==== RECORDS PROVIDED ====

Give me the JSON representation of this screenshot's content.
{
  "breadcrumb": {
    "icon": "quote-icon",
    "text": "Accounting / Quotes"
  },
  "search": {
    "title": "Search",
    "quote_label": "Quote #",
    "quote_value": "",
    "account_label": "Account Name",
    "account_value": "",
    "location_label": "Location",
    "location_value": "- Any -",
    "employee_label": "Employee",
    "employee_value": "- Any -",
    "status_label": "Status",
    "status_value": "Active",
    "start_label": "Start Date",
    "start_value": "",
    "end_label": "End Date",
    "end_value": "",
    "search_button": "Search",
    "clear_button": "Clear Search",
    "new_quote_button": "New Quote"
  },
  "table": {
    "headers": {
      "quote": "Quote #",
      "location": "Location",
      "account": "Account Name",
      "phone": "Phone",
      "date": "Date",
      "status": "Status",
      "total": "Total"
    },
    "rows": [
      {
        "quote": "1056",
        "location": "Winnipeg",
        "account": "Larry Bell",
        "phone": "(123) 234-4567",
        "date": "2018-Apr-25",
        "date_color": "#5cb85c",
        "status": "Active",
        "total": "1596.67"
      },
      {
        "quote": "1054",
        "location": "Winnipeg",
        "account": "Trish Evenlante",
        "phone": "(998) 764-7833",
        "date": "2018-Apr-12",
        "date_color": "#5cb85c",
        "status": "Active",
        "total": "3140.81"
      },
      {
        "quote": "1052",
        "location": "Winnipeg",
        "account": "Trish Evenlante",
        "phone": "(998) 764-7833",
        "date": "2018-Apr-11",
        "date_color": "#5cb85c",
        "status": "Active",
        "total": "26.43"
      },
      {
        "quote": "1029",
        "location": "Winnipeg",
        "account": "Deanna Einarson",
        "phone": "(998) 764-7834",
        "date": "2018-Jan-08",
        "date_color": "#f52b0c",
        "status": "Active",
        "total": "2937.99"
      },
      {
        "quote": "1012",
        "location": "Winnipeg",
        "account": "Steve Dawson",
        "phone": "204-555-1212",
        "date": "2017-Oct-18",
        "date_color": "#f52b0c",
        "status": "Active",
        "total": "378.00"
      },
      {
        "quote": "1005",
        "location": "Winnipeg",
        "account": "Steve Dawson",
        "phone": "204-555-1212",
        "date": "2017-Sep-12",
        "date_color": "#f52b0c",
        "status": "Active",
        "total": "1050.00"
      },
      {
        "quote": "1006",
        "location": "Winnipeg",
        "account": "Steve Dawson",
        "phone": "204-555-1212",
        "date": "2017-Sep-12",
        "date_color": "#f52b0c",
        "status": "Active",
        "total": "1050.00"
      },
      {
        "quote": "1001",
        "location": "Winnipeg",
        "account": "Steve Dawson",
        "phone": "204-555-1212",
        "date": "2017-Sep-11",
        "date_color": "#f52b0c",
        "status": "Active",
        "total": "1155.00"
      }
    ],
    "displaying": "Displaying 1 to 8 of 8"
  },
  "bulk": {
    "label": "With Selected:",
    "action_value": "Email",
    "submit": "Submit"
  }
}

====
==== RECORDS PROVIDED ====

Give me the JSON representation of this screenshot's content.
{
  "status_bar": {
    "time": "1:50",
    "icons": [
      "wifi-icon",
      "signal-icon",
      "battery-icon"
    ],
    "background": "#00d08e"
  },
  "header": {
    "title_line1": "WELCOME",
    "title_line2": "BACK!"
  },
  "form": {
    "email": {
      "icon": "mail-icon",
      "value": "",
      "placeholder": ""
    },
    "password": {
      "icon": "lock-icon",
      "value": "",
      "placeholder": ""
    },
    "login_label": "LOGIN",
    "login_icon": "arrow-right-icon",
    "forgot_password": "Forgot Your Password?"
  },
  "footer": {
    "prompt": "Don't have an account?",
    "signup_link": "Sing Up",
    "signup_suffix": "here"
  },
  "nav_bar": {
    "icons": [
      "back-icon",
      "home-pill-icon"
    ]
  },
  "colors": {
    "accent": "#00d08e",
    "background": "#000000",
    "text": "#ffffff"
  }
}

====

▶ **EXERCISE DIRECTIONS**
How many of the lines above hold the word "total"? Give only that number.

▶ **ANSWER TO THIS PROBLEM**
9